Stated task:
Copy every entry exactly as given, minus the images.

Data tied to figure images
* * * * * * * * *

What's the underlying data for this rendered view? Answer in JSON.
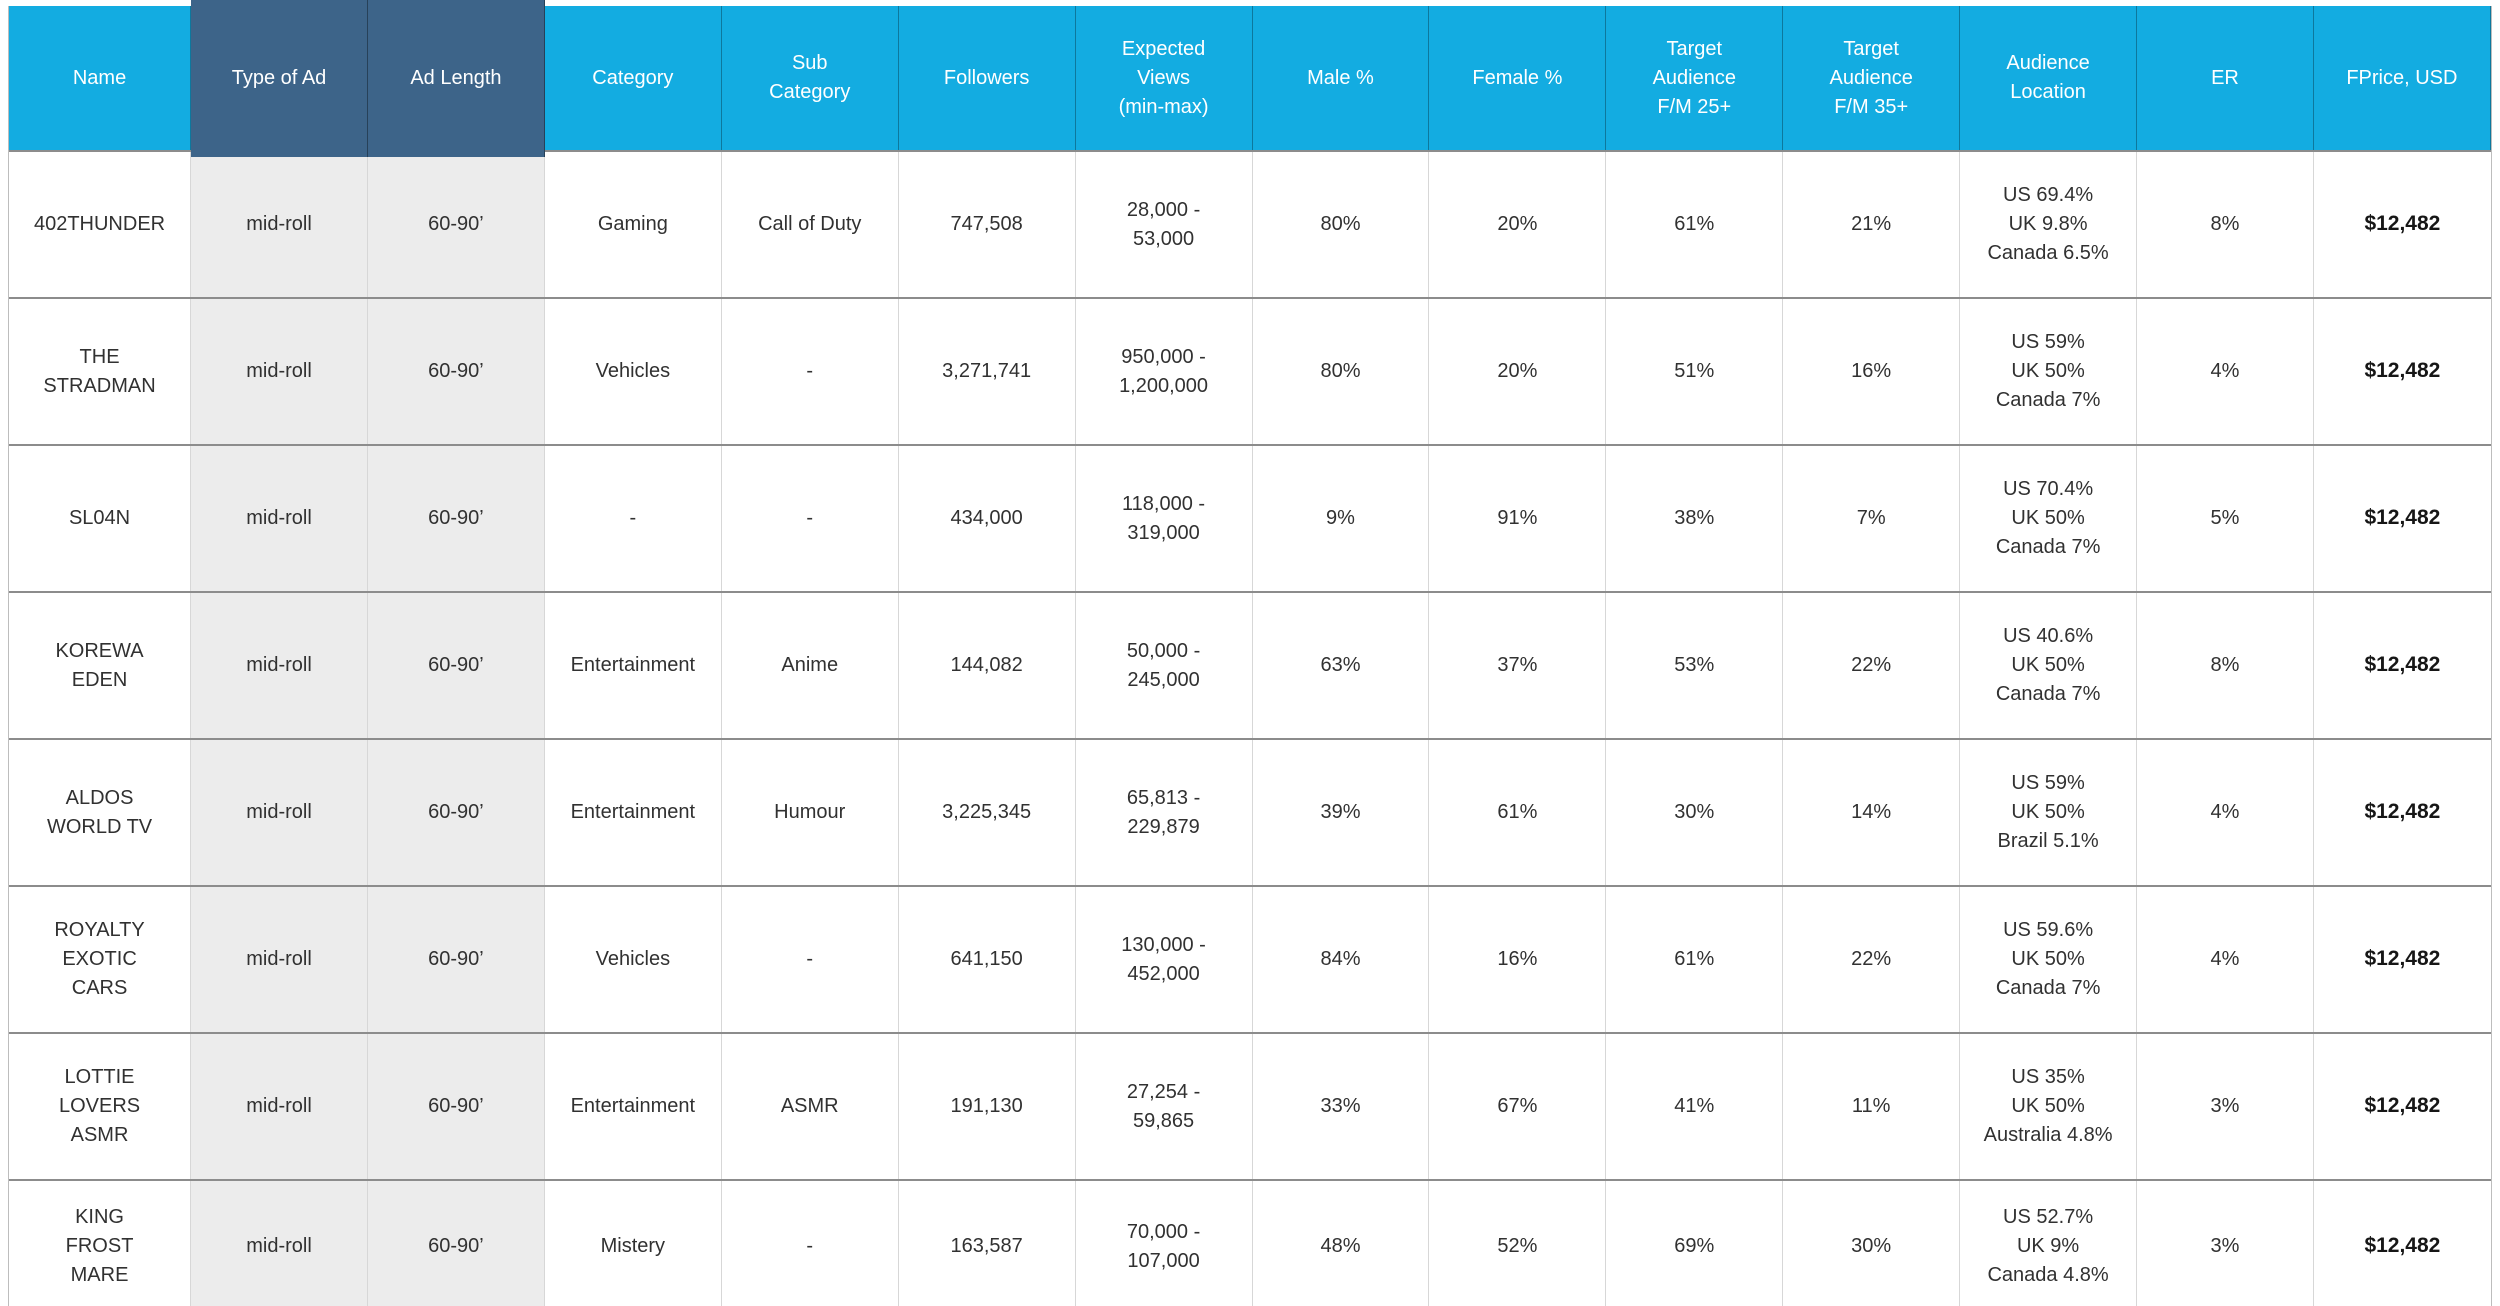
{
  "colors": {
    "header_blue": "#13ACE1",
    "header_dark_blue": "#3D6489",
    "highlight_column_gray": "#ECECEC"
  },
  "table": {
    "columns": [
      {
        "key": "name",
        "label": "Name",
        "highlight": false
      },
      {
        "key": "type_of_ad",
        "label": "Type of Ad",
        "highlight": true
      },
      {
        "key": "ad_length",
        "label": "Ad Length",
        "highlight": true
      },
      {
        "key": "category",
        "label": "Category",
        "highlight": false
      },
      {
        "key": "sub_category",
        "label": "Sub\nCategory",
        "highlight": false
      },
      {
        "key": "followers",
        "label": "Followers",
        "highlight": false
      },
      {
        "key": "expected_views",
        "label": "Expected\nViews\n(min-max)",
        "highlight": false
      },
      {
        "key": "male_pct",
        "label": "Male %",
        "highlight": false
      },
      {
        "key": "female_pct",
        "label": "Female %",
        "highlight": false
      },
      {
        "key": "target_25",
        "label": "Target\nAudience\nF/M 25+",
        "highlight": false
      },
      {
        "key": "target_35",
        "label": "Target\nAudience\nF/M 35+",
        "highlight": false
      },
      {
        "key": "audience_location",
        "label": "Audience\nLocation",
        "highlight": false
      },
      {
        "key": "er",
        "label": "ER",
        "highlight": false
      },
      {
        "key": "price",
        "label": "FPrice, USD",
        "highlight": false
      }
    ],
    "rows": [
      {
        "name": "402THUNDER",
        "type_of_ad": "mid-roll",
        "ad_length": "60-90’",
        "category": "Gaming",
        "sub_category": "Call of Duty",
        "followers": "747,508",
        "expected_views": "28,000 -\n53,000",
        "male_pct": "80%",
        "female_pct": "20%",
        "target_25": "61%",
        "target_35": "21%",
        "audience_location": "US 69.4%\nUK 9.8%\nCanada 6.5%",
        "er": "8%",
        "price": "$12,482"
      },
      {
        "name": "THE\nSTRADMAN",
        "type_of_ad": "mid-roll",
        "ad_length": "60-90’",
        "category": "Vehicles",
        "sub_category": "-",
        "followers": "3,271,741",
        "expected_views": "950,000 -\n1,200,000",
        "male_pct": "80%",
        "female_pct": "20%",
        "target_25": "51%",
        "target_35": "16%",
        "audience_location": "US 59%\nUK 50%\nCanada 7%",
        "er": "4%",
        "price": "$12,482"
      },
      {
        "name": "SL04N",
        "type_of_ad": "mid-roll",
        "ad_length": "60-90’",
        "category": "-",
        "sub_category": "-",
        "followers": "434,000",
        "expected_views": "118,000 -\n319,000",
        "male_pct": "9%",
        "female_pct": "91%",
        "target_25": "38%",
        "target_35": "7%",
        "audience_location": "US 70.4%\nUK 50%\nCanada 7%",
        "er": "5%",
        "price": "$12,482"
      },
      {
        "name": "KOREWA\nEDEN",
        "type_of_ad": "mid-roll",
        "ad_length": "60-90’",
        "category": "Entertainment",
        "sub_category": "Anime",
        "followers": "144,082",
        "expected_views": "50,000 -\n245,000",
        "male_pct": "63%",
        "female_pct": "37%",
        "target_25": "53%",
        "target_35": "22%",
        "audience_location": "US 40.6%\nUK 50%\nCanada 7%",
        "er": "8%",
        "price": "$12,482"
      },
      {
        "name": "ALDOS\nWORLD TV",
        "type_of_ad": "mid-roll",
        "ad_length": "60-90’",
        "category": "Entertainment",
        "sub_category": "Humour",
        "followers": "3,225,345",
        "expected_views": "65,813 -\n229,879",
        "male_pct": "39%",
        "female_pct": "61%",
        "target_25": "30%",
        "target_35": "14%",
        "audience_location": "US 59%\nUK 50%\nBrazil 5.1%",
        "er": "4%",
        "price": "$12,482"
      },
      {
        "name": "ROYALTY\nEXOTIC\nCARS",
        "type_of_ad": "mid-roll",
        "ad_length": "60-90’",
        "category": "Vehicles",
        "sub_category": "-",
        "followers": "641,150",
        "expected_views": "130,000 -\n452,000",
        "male_pct": "84%",
        "female_pct": "16%",
        "target_25": "61%",
        "target_35": "22%",
        "audience_location": "US 59.6%\nUK 50%\nCanada 7%",
        "er": "4%",
        "price": "$12,482"
      },
      {
        "name": "LOTTIE\nLOVERS\nASMR",
        "type_of_ad": "mid-roll",
        "ad_length": "60-90’",
        "category": "Entertainment",
        "sub_category": "ASMR",
        "followers": "191,130",
        "expected_views": "27,254 -\n59,865",
        "male_pct": "33%",
        "female_pct": "67%",
        "target_25": "41%",
        "target_35": "11%",
        "audience_location": "US 35%\nUK 50%\nAustralia 4.8%",
        "er": "3%",
        "price": "$12,482"
      },
      {
        "name": "KING\nFROST\nMARE",
        "type_of_ad": "mid-roll",
        "ad_length": "60-90’",
        "category": "Mistery",
        "sub_category": "-",
        "followers": "163,587",
        "expected_views": "70,000 -\n107,000",
        "male_pct": "48%",
        "female_pct": "52%",
        "target_25": "69%",
        "target_35": "30%",
        "audience_location": "US 52.7%\nUK 9%\nCanada 4.8%",
        "er": "3%",
        "price": "$12,482"
      }
    ]
  }
}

* * * * * * * * *

Reply:
What's the underlying data for this rendered view? Answer in JSON.
{
  "colors": {
    "header_blue": "#13ACE1",
    "header_dark_blue": "#3D6489",
    "highlight_column_gray": "#ECECEC"
  },
  "table": {
    "columns": [
      {
        "key": "name",
        "label": "Name",
        "highlight": false
      },
      {
        "key": "type_of_ad",
        "label": "Type of Ad",
        "highlight": true
      },
      {
        "key": "ad_length",
        "label": "Ad Length",
        "highlight": true
      },
      {
        "key": "category",
        "label": "Category",
        "highlight": false
      },
      {
        "key": "sub_category",
        "label": "Sub\nCategory",
        "highlight": false
      },
      {
        "key": "followers",
        "label": "Followers",
        "highlight": false
      },
      {
        "key": "expected_views",
        "label": "Expected\nViews\n(min-max)",
        "highlight": false
      },
      {
        "key": "male_pct",
        "label": "Male %",
        "highlight": false
      },
      {
        "key": "female_pct",
        "label": "Female %",
        "highlight": false
      },
      {
        "key": "target_25",
        "label": "Target\nAudience\nF/M 25+",
        "highlight": false
      },
      {
        "key": "target_35",
        "label": "Target\nAudience\nF/M 35+",
        "highlight": false
      },
      {
        "key": "audience_location",
        "label": "Audience\nLocation",
        "highlight": false
      },
      {
        "key": "er",
        "label": "ER",
        "highlight": false
      },
      {
        "key": "price",
        "label": "FPrice, USD",
        "highlight": false
      }
    ],
    "rows": [
      {
        "name": "402THUNDER",
        "type_of_ad": "mid-roll",
        "ad_length": "60-90’",
        "category": "Gaming",
        "sub_category": "Call of Duty",
        "followers": "747,508",
        "expected_views": "28,000 -\n53,000",
        "male_pct": "80%",
        "female_pct": "20%",
        "target_25": "61%",
        "target_35": "21%",
        "audience_location": "US 69.4%\nUK 9.8%\nCanada 6.5%",
        "er": "8%",
        "price": "$12,482"
      },
      {
        "name": "THE\nSTRADMAN",
        "type_of_ad": "mid-roll",
        "ad_length": "60-90’",
        "category": "Vehicles",
        "sub_category": "-",
        "followers": "3,271,741",
        "expected_views": "950,000 -\n1,200,000",
        "male_pct": "80%",
        "female_pct": "20%",
        "target_25": "51%",
        "target_35": "16%",
        "audience_location": "US 59%\nUK 50%\nCanada 7%",
        "er": "4%",
        "price": "$12,482"
      },
      {
        "name": "SL04N",
        "type_of_ad": "mid-roll",
        "ad_length": "60-90’",
        "category": "-",
        "sub_category": "-",
        "followers": "434,000",
        "expected_views": "118,000 -\n319,000",
        "male_pct": "9%",
        "female_pct": "91%",
        "target_25": "38%",
        "target_35": "7%",
        "audience_location": "US 70.4%\nUK 50%\nCanada 7%",
        "er": "5%",
        "price": "$12,482"
      },
      {
        "name": "KOREWA\nEDEN",
        "type_of_ad": "mid-roll",
        "ad_length": "60-90’",
        "category": "Entertainment",
        "sub_category": "Anime",
        "followers": "144,082",
        "expected_views": "50,000 -\n245,000",
        "male_pct": "63%",
        "female_pct": "37%",
        "target_25": "53%",
        "target_35": "22%",
        "audience_location": "US 40.6%\nUK 50%\nCanada 7%",
        "er": "8%",
        "price": "$12,482"
      },
      {
        "name": "ALDOS\nWORLD TV",
        "type_of_ad": "mid-roll",
        "ad_length": "60-90’",
        "category": "Entertainment",
        "sub_category": "Humour",
        "followers": "3,225,345",
        "expected_views": "65,813 -\n229,879",
        "male_pct": "39%",
        "female_pct": "61%",
        "target_25": "30%",
        "target_35": "14%",
        "audience_location": "US 59%\nUK 50%\nBrazil 5.1%",
        "er": "4%",
        "price": "$12,482"
      },
      {
        "name": "ROYALTY\nEXOTIC\nCARS",
        "type_of_ad": "mid-roll",
        "ad_length": "60-90’",
        "category": "Vehicles",
        "sub_category": "-",
        "followers": "641,150",
        "expected_views": "130,000 -\n452,000",
        "male_pct": "84%",
        "female_pct": "16%",
        "target_25": "61%",
        "target_35": "22%",
        "audience_location": "US 59.6%\nUK 50%\nCanada 7%",
        "er": "4%",
        "price": "$12,482"
      },
      {
        "name": "LOTTIE\nLOVERS\nASMR",
        "type_of_ad": "mid-roll",
        "ad_length": "60-90’",
        "category": "Entertainment",
        "sub_category": "ASMR",
        "followers": "191,130",
        "expected_views": "27,254 -\n59,865",
        "male_pct": "33%",
        "female_pct": "67%",
        "target_25": "41%",
        "target_35": "11%",
        "audience_location": "US 35%\nUK 50%\nAustralia 4.8%",
        "er": "3%",
        "price": "$12,482"
      },
      {
        "name": "KING\nFROST\nMARE",
        "type_of_ad": "mid-roll",
        "ad_length": "60-90’",
        "category": "Mistery",
        "sub_category": "-",
        "followers": "163,587",
        "expected_views": "70,000 -\n107,000",
        "male_pct": "48%",
        "female_pct": "52%",
        "target_25": "69%",
        "target_35": "30%",
        "audience_location": "US 52.7%\nUK 9%\nCanada 4.8%",
        "er": "3%",
        "price": "$12,482"
      }
    ]
  }
}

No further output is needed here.